STATED GOAL ::
Print only the line with "Convert this document image to plain text." and the lines after it, ending with the last line of the material, each exactly as it stands.

DATA SUPPLIED ::
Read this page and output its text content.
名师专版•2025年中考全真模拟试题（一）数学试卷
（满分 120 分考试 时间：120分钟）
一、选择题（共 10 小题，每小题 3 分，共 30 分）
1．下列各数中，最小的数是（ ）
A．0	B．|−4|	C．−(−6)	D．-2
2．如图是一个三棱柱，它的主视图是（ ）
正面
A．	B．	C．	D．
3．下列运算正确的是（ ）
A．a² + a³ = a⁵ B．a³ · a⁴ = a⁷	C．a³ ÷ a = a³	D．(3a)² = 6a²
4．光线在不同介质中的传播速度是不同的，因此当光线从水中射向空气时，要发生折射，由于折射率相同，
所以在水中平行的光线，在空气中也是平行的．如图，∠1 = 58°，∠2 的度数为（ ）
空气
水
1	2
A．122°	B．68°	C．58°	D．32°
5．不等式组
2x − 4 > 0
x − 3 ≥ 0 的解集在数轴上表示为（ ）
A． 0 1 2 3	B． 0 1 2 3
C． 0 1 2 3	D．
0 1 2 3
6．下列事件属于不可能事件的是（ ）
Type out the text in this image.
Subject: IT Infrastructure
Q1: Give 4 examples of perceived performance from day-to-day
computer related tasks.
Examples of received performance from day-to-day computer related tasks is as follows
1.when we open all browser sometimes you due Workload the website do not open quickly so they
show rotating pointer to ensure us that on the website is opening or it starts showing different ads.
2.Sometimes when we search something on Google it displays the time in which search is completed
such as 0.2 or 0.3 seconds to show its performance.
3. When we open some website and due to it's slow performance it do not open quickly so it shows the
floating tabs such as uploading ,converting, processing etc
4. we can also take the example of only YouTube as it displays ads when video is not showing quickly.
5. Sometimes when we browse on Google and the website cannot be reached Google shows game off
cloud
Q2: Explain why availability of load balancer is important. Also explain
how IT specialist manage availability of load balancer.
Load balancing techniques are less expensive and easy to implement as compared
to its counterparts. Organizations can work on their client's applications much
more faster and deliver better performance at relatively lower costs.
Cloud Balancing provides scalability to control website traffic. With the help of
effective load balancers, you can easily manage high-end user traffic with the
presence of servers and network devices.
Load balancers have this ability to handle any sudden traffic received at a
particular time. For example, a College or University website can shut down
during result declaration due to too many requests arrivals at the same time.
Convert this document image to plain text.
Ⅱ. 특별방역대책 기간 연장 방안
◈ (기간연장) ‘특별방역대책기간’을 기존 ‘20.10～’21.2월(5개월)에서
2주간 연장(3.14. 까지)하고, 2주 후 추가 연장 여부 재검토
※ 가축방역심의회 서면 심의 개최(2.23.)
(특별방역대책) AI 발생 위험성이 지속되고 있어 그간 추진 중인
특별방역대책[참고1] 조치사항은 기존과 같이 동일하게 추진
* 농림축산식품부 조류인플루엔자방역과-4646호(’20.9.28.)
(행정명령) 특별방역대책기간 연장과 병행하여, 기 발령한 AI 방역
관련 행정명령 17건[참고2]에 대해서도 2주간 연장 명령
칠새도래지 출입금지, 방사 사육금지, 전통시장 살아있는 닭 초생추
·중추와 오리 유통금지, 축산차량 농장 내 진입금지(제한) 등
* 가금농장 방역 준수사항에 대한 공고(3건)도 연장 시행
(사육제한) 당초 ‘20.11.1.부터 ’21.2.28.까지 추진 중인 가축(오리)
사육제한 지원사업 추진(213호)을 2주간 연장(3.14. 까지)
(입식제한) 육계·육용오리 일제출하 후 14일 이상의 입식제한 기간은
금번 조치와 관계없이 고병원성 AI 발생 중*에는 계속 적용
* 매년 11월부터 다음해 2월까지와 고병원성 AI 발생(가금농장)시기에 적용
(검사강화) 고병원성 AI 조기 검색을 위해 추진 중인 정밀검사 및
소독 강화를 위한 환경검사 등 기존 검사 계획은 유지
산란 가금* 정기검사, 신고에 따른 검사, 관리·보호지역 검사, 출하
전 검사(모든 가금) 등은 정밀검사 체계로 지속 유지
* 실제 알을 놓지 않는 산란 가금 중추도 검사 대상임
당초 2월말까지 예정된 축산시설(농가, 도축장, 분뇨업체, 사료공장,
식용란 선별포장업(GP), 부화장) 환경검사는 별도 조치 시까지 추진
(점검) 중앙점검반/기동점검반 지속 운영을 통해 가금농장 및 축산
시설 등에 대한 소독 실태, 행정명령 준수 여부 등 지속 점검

RESPONSE TO THIS EXERCISE ::
Convert this document image to plain text.
Ⅱ. 특별방역대책 기간 연장 방안
◈ (기간연장) ‘특별방역대책기간’을 기존 ‘20.10～’21.2월(5개월)에서
2주간 연장(3.14. 까지)하고, 2주 후 추가 연장 여부 재검토
※ 가축방역심의회 서면 심의 개최(2.23.)
(특별방역대책) AI 발생 위험성이 지속되고 있어 그간 추진 중인
특별방역대책[참고1] 조치사항은 기존과 같이 동일하게 추진
* 농림축산식품부 조류인플루엔자방역과-4646호(’20.9.28.)
(행정명령) 특별방역대책기간 연장과 병행하여, 기 발령한 AI 방역
관련 행정명령 17건[참고2]에 대해서도 2주간 연장 명령
칠새도래지 출입금지, 방사 사육금지, 전통시장 살아있는 닭 초생추
·중추와 오리 유통금지, 축산차량 농장 내 진입금지(제한) 등
* 가금농장 방역 준수사항에 대한 공고(3건)도 연장 시행
(사육제한) 당초 ‘20.11.1.부터 ’21.2.28.까지 추진 중인 가축(오리)
사육제한 지원사업 추진(213호)을 2주간 연장(3.14. 까지)
(입식제한) 육계·육용오리 일제출하 후 14일 이상의 입식제한 기간은
금번 조치와 관계없이 고병원성 AI 발생 중*에는 계속 적용
* 매년 11월부터 다음해 2월까지와 고병원성 AI 발생(가금농장)시기에 적용
(검사강화) 고병원성 AI 조기 검색을 위해 추진 중인 정밀검사 및
소독 강화를 위한 환경검사 등 기존 검사 계획은 유지
산란 가금* 정기검사, 신고에 따른 검사, 관리·보호지역 검사, 출하
전 검사(모든 가금) 등은 정밀검사 체계로 지속 유지
* 실제 알을 놓지 않는 산란 가금 중추도 검사 대상임
당초 2월말까지 예정된 축산시설(농가, 도축장, 분뇨업체, 사료공장,
식용란 선별포장업(GP), 부화장) 환경검사는 별도 조치 시까지 추진
(점검) 중앙점검반/기동점검반 지속 운영을 통해 가금농장 및 축산
시설 등에 대한 소독 실태, 행정명령 준수 여부 등 지속 점검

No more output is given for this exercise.